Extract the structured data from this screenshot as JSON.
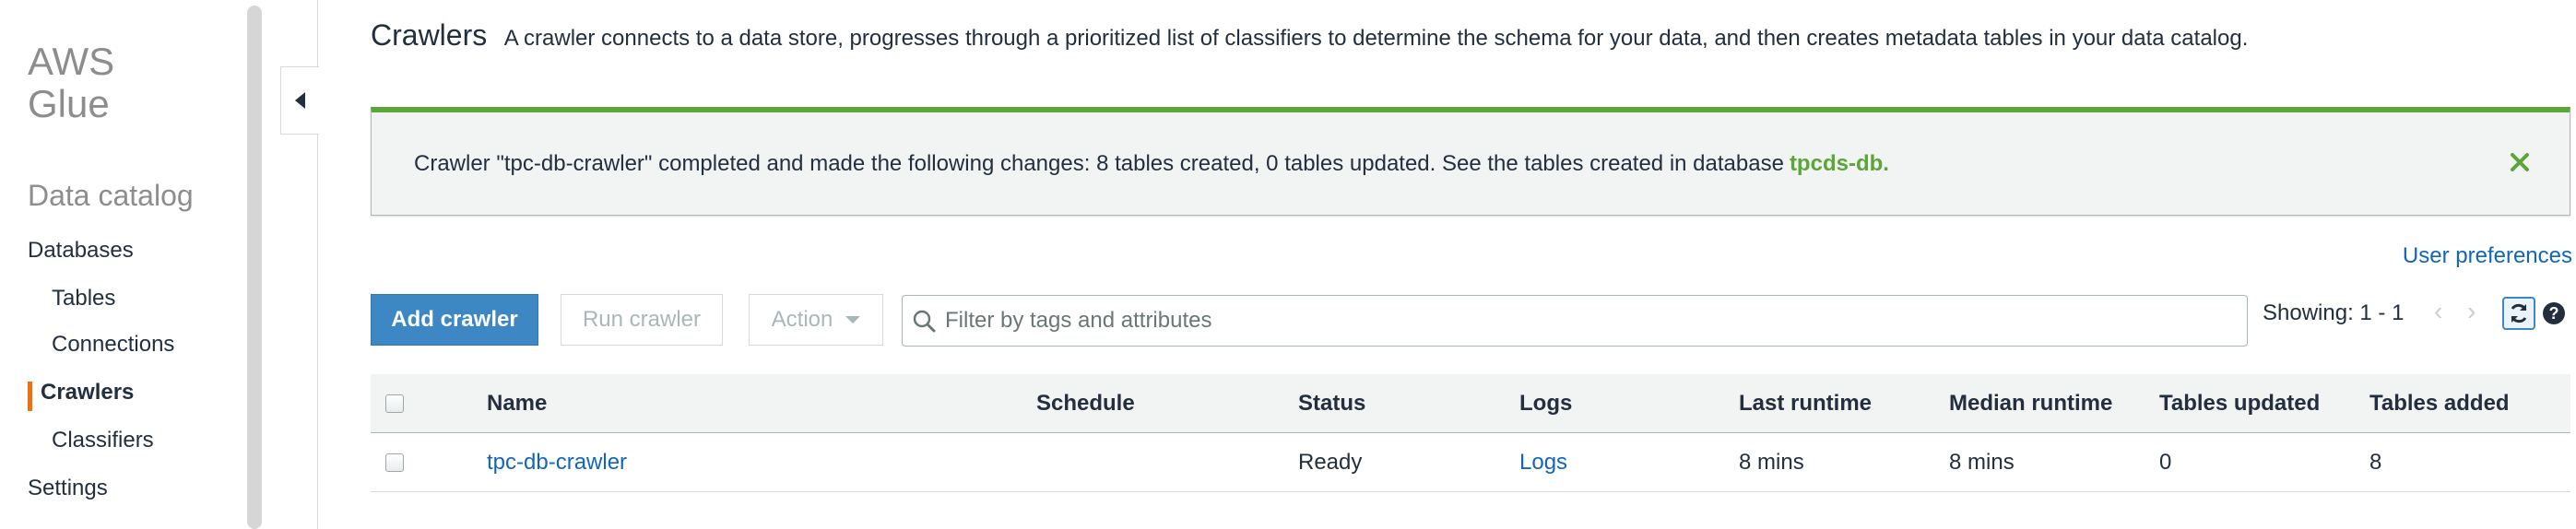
{
  "sidebar": {
    "brand_line1": "AWS",
    "brand_line2": "Glue",
    "section_title": "Data catalog",
    "items": [
      {
        "label": "Databases"
      },
      {
        "label": "Tables"
      },
      {
        "label": "Connections"
      },
      {
        "label": "Crawlers"
      },
      {
        "label": "Classifiers"
      },
      {
        "label": "Settings"
      }
    ],
    "active_item": "Crawlers",
    "active_color": "#ec7211"
  },
  "header": {
    "title": "Crawlers",
    "description": "A crawler connects to a data store, progresses through a prioritized list of classifiers to determine the schema for your data, and then creates metadata tables in your data catalog."
  },
  "alert": {
    "message": "Crawler \"tpc-db-crawler\" completed and made the following changes: 8 tables created, 0 tables updated. See the tables created in database",
    "link": "tpcds-db.",
    "accent_color": "#5aa637"
  },
  "toolbar": {
    "user_preferences": "User preferences",
    "add_crawler": "Add crawler",
    "run_crawler": "Run crawler",
    "action": "Action",
    "search_placeholder": "Filter by tags and attributes",
    "showing": "Showing: 1 - 1",
    "prev_arrow": "‹",
    "next_arrow": "›",
    "help": "?"
  },
  "table": {
    "columns": [
      "Name",
      "Schedule",
      "Status",
      "Logs",
      "Last runtime",
      "Median runtime",
      "Tables updated",
      "Tables added"
    ],
    "rows": [
      {
        "name": "tpc-db-crawler",
        "schedule": "",
        "status": "Ready",
        "logs": "Logs",
        "last_runtime": "8 mins",
        "median_runtime": "8 mins",
        "tables_updated": "0",
        "tables_added": "8"
      }
    ]
  },
  "colors": {
    "primary": "#3d87c5",
    "link": "#1166bb",
    "text": "#232f3e"
  }
}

#####

TASK INSTRUCTIONS:
Say how many lines above hold the word "catalog", giving only the count.

THE COMPLETED TASK:
2